[Stored data entries]
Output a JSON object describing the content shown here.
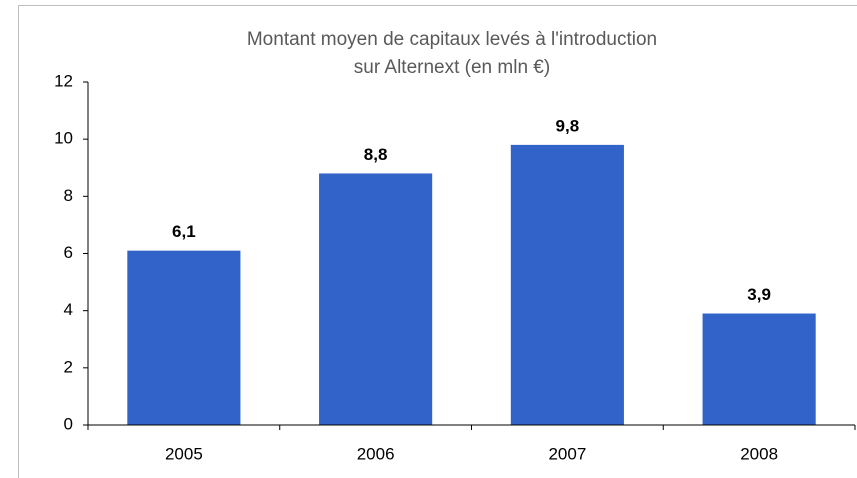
{
  "chart_data": {
    "type": "bar",
    "title": [
      "Montant moyen de capitaux levés à l'introduction",
      "sur Alternext (en mln €)"
    ],
    "categories": [
      "2005",
      "2006",
      "2007",
      "2008"
    ],
    "values": [
      6.1,
      8.8,
      9.8,
      3.9
    ],
    "value_labels": [
      "6,1",
      "8,8",
      "9,8",
      "3,9"
    ],
    "color": "#3163c9",
    "ylim": [
      0,
      12
    ],
    "yticks": [
      0,
      2,
      4,
      6,
      8,
      10,
      12
    ],
    "grid": false
  }
}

WHAT TO WORK ON: Leave out the pictures and give the listing above again exactly.

EXERCISE RESPONSE:
Output a JSON object describing the content shown here.
{
  "chart_data": {
    "type": "bar",
    "title": [
      "Montant moyen de capitaux levés à l'introduction",
      "sur Alternext (en mln €)"
    ],
    "categories": [
      "2005",
      "2006",
      "2007",
      "2008"
    ],
    "values": [
      6.1,
      8.8,
      9.8,
      3.9
    ],
    "value_labels": [
      "6,1",
      "8,8",
      "9,8",
      "3,9"
    ],
    "color": "#3163c9",
    "ylim": [
      0,
      12
    ],
    "yticks": [
      0,
      2,
      4,
      6,
      8,
      10,
      12
    ],
    "grid": false
  }
}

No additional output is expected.